## BEGIN GIVEN INFORMATION
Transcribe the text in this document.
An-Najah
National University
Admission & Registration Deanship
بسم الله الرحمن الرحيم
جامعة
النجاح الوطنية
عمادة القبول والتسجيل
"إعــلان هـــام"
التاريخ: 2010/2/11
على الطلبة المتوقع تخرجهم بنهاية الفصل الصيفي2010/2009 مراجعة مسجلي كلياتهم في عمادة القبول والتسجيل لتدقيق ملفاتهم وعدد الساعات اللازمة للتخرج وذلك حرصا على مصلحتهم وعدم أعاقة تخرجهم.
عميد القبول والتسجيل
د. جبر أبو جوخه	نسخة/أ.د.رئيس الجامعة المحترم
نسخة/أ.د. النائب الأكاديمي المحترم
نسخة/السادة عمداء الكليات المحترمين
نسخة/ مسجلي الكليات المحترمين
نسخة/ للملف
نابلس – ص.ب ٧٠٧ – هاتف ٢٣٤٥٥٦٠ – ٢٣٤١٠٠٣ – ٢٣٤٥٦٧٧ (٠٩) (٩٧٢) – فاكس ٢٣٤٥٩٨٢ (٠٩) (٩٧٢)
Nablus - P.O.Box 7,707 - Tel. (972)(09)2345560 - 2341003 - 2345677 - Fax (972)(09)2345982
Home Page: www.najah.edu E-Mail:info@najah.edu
## END GIVEN INFORMATION
» **YOUR OBJECTIVE**:
From the material above, copy each line that includes the word "عمادة".

» **SOLUTION TO THE PROBLEM**:
عمادة القبول والتسجيل
على الطلبة المتوقع تخرجهم بنهاية الفصل الصيفي2010/2009 مراجعة مسجلي كلياتهم في عمادة القبول والتسجيل لتدقيق ملفاتهم وعدد الساعات اللازمة للتخرج وذلك حرصا على مصلحتهم وعدم أعاقة تخرجهم.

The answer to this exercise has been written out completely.